> Trecho:
========

Judiciário
Comercialização de outorga de táxis e transferência a herdeiros é inconstitucional
STF decidiu que comércio de licenças viola princípios da proporcionalidade, isonomia, impessoalidade e eficiência
O Supremo Tribunal Federal (STF) considerou inconstitucional a livre comercialização de autorização de táxis, bem como a transferência a herdeiros. O colegiado votou o tema por meio do plenário virtual e, por maioria de 7 votos contra 4, entendeu que essas práticas são incompatíveis com os princípios da moralidade, isonomia e impessoalidade públicas, ao mesmo tempo em que gera “incentivos econômicos perversos”, atentando contra a eficiência administrativa.
A ação direta de inconstitucionalidade (ADI) 5337 foi ajuizada pelo então procurador-geral da República Rodrigo Janot contra dispositivos da lei federal que institui as diretrizes da Política Nacional de Mobilidade Urbana que permitem a livre comercialização de autorizações de serviço de táxi e a transferência aos sucessores legítimos do taxista, em caso de falecimento. Para a PGR, os dispositivos legais questionados (parágrafo 1º, 2º e 3º do artigo 12-A da Lei 12.587/2012) violam os princípios constitucionais da isonomia e da impessoalidade.

========

> Suas instruções: Escreva a continuação da notícia sobre a decisão do STF acerca da comercialização de outorgas de táxi, começando logo após a última frase apresentada. A listagem não tem papel algum neste exercício.

(Dados estruturados de análise da página)
========

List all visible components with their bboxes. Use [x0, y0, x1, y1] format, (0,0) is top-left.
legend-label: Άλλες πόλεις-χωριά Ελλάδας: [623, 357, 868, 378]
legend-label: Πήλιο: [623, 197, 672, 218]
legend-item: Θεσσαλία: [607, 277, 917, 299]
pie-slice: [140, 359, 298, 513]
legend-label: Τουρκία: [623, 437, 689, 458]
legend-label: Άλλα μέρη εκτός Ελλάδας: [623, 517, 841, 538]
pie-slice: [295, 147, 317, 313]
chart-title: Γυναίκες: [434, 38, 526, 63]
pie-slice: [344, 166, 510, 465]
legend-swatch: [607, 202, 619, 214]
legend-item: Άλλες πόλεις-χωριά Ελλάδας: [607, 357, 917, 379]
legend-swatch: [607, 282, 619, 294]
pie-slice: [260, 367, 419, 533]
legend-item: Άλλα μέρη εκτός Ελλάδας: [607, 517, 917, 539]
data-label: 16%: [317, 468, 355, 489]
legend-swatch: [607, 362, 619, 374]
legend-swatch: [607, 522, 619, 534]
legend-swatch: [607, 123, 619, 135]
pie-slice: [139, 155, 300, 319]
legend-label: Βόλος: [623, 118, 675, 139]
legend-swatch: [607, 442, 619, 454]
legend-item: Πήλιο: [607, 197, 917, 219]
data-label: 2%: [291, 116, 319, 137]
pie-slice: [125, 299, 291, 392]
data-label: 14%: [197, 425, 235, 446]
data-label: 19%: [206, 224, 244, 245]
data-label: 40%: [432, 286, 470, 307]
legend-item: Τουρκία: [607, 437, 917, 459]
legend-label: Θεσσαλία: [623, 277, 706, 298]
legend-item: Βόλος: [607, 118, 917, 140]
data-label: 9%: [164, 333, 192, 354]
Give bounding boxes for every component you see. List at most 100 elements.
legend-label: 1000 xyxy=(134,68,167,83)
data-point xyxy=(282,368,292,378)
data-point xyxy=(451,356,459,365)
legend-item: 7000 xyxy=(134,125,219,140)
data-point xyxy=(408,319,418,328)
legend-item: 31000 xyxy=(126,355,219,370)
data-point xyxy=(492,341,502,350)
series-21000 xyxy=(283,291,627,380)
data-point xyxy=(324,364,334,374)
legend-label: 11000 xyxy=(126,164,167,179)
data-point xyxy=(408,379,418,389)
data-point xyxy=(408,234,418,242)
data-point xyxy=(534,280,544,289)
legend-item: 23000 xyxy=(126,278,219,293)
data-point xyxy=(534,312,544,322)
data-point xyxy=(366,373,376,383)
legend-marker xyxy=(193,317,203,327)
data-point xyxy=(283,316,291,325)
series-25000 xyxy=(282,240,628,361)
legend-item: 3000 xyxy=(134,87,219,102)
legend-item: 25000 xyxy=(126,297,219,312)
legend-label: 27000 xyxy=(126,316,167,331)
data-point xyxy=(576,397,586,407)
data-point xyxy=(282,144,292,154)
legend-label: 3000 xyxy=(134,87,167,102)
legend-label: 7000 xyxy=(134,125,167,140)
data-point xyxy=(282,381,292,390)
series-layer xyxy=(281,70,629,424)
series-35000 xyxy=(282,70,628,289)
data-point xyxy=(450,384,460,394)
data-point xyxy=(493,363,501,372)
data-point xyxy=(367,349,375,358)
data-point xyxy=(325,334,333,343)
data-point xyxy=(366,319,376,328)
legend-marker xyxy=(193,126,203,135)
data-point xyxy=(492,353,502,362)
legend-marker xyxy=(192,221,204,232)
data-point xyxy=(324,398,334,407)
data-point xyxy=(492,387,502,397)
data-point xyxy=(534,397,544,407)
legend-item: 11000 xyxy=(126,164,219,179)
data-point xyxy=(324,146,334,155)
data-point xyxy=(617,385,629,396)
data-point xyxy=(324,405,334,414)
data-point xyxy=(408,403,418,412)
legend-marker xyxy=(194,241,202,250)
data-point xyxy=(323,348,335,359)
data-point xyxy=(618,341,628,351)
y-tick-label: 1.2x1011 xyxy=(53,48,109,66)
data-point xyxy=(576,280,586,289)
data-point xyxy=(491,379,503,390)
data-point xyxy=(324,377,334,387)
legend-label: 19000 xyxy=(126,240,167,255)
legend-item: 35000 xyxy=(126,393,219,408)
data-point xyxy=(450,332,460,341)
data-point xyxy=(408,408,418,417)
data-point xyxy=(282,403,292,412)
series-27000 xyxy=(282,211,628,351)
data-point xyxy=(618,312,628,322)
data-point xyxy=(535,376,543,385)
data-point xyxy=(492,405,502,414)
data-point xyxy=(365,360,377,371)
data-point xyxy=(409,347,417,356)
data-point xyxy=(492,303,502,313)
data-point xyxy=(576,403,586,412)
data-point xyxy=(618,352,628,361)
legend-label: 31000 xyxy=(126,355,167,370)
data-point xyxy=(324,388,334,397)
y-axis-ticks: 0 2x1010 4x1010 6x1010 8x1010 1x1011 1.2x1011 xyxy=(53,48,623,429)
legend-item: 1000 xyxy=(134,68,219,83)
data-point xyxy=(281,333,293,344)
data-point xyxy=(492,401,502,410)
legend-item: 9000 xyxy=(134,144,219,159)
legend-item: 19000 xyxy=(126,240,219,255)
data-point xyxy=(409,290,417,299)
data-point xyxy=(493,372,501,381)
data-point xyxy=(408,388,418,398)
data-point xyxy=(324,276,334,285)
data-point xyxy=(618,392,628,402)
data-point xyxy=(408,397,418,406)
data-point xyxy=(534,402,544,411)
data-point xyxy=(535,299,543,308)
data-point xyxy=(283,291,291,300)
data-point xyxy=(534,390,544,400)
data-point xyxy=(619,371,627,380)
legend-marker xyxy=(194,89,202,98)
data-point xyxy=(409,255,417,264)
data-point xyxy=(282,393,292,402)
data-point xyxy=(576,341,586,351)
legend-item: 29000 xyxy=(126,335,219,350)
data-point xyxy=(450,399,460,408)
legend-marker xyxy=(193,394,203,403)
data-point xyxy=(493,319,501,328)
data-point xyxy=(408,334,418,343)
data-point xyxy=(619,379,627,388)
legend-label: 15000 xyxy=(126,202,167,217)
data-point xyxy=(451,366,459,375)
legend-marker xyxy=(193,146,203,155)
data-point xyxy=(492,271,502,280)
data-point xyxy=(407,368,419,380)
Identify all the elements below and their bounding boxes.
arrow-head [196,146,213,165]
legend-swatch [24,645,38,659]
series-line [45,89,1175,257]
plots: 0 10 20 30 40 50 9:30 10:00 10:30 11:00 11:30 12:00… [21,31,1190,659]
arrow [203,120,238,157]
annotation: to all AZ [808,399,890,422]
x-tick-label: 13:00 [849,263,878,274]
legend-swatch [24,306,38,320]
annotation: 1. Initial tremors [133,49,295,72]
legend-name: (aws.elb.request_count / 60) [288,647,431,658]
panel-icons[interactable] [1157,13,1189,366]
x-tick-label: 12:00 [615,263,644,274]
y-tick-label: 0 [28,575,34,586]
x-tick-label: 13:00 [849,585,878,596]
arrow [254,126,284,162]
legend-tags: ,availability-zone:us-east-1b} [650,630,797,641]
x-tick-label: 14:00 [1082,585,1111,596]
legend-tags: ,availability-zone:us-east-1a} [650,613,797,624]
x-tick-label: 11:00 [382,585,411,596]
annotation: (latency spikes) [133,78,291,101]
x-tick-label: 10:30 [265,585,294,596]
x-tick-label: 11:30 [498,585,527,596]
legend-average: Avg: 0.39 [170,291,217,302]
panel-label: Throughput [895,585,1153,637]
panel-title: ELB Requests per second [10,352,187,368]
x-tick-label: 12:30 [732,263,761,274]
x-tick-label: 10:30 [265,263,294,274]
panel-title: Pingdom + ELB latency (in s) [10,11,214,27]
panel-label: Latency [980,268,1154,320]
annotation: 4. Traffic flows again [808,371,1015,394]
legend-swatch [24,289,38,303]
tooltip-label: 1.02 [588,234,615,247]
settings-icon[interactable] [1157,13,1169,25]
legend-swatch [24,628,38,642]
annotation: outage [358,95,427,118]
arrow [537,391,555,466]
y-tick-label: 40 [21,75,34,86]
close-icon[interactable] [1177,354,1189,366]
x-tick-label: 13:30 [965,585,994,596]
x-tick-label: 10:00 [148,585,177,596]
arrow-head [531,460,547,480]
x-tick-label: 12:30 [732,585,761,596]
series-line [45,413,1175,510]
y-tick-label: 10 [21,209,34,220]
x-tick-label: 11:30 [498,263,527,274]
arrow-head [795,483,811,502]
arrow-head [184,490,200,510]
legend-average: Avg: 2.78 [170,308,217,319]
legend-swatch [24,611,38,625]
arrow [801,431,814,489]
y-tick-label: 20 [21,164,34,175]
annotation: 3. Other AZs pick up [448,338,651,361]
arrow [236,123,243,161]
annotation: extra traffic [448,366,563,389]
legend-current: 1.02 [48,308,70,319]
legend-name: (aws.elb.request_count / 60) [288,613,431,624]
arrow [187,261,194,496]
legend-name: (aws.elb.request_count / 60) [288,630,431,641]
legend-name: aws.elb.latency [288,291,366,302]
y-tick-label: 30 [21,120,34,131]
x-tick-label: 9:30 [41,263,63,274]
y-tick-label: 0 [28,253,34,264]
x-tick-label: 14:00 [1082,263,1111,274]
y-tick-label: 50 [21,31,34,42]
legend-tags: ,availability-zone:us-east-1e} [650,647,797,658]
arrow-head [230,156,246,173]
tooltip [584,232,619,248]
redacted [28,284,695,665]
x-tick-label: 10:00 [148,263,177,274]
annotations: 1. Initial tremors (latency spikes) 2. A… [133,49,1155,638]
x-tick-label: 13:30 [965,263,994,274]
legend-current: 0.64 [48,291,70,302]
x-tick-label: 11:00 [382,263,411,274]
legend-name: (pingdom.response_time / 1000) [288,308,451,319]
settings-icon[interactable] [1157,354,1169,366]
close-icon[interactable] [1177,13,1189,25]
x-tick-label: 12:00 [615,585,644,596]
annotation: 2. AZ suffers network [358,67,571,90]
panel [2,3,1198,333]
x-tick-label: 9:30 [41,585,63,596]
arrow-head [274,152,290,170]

========

> Resultado do exercício:
Fux, relator do caso, cita doutrina que aponta que, até pela ótica do legislador, que o serviço de táxi não é propriamente um serviço público, mas, sim, um serviço de utilidade pública, que são institutos diferentes. Para ele, a ideia de autorizar a transferência da outorga do serviço de táxi a terceiros pelo tempo remanescente do prazo dela é “verdadeira comoditização” das outorgas, transformadas em mercadorias.
O relator foi acompanhado por Cármen Lúcia, Gilmar Mendes, Ricardo Lewandowski, Nunes Marques, Luís Roberto Barroso e Rosa Weber. Os ministros Luiz Edson Fachin, Alexandre de Moraes, Marco Aurélio e Dias Toffoli divergiram. O caso foi julgado no plenário virtual até a última sexta-feira (26/2).
“Em se tratando de exploração de atividade econômica de interesse público cuja execução não é acessível a toda a população, o tratamento preferencial conferido aos herdeiros dos taxistas implica em restringir ainda mais a entrada dos demais interessados no mercado”, afirmou também Fux. Leia a íntegra do voto.
De acordo com ele, a morte de qualquer integrante da família pode provocar o endividamento do grupo, o que não justifica o que ele chamou de privilégio e “inegável apropriação privada de ato administrativo de natureza pública”.
A ideia de que são serviços de utilidade pública implica dizer, segundo Fux, que os táxis se enquadram em atividades da iniciativa privada que exigem autorização prévia para que possam ser exercidas, impondo ainda a sujeição contínua delas à regulação do poder público autorizante.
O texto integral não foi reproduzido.